[Records from a collection of figures]
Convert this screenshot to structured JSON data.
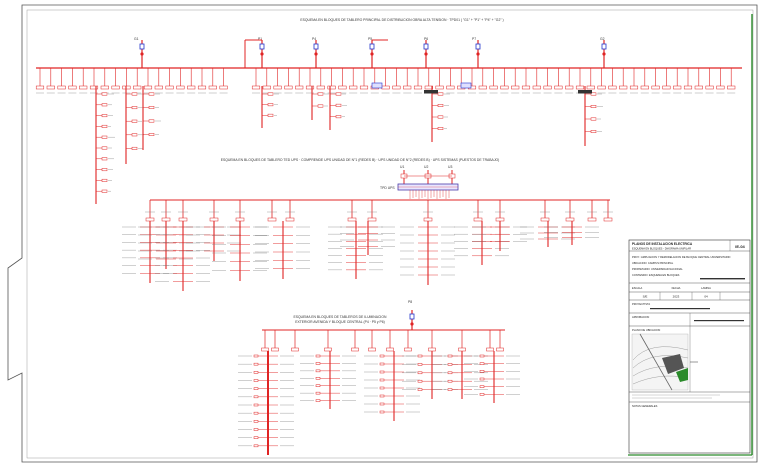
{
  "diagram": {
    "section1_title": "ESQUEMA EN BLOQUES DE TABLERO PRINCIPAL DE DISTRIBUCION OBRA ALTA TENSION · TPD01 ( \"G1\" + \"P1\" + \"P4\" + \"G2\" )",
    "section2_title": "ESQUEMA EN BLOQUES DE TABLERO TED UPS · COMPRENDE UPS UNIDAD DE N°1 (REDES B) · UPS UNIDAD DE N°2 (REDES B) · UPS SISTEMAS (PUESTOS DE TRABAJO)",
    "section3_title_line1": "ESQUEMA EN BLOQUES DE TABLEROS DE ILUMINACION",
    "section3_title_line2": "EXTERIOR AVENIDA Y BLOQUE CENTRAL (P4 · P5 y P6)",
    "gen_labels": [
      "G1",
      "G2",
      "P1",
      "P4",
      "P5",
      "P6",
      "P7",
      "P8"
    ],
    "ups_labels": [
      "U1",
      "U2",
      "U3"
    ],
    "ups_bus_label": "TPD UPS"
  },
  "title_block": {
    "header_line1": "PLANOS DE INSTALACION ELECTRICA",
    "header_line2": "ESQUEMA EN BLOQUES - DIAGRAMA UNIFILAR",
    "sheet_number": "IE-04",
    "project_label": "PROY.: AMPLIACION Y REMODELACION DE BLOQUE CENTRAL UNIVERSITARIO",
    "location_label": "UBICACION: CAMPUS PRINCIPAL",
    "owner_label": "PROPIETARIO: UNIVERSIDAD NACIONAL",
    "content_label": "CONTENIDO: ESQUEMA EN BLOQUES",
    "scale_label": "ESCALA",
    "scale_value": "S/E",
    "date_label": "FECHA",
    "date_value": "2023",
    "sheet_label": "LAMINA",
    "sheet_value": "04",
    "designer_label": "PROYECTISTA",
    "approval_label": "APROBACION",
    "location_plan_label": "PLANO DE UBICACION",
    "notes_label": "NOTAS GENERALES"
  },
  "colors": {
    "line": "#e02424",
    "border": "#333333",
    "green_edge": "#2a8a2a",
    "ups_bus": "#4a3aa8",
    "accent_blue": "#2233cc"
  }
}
==
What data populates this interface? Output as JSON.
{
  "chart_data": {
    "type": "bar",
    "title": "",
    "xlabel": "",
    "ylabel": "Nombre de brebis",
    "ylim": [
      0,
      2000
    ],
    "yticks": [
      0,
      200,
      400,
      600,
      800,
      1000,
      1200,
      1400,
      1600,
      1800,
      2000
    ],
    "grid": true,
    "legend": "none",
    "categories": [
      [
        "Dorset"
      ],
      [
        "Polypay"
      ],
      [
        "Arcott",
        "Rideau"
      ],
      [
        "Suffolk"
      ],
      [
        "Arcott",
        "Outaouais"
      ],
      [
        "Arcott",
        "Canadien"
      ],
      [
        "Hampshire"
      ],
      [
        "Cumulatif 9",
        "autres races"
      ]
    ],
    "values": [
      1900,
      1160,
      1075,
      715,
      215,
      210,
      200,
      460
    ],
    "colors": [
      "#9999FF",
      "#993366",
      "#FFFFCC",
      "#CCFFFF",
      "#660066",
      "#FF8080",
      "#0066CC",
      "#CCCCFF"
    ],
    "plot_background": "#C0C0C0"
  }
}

> Task to complete
Collect each line of the entries that has the word "UBICACION", copying it in full.

> Output of the exercise
    "location_label": "UBICACION: CAMPUS PRINCIPAL",
    "location_plan_label": "PLANO DE UBICACION",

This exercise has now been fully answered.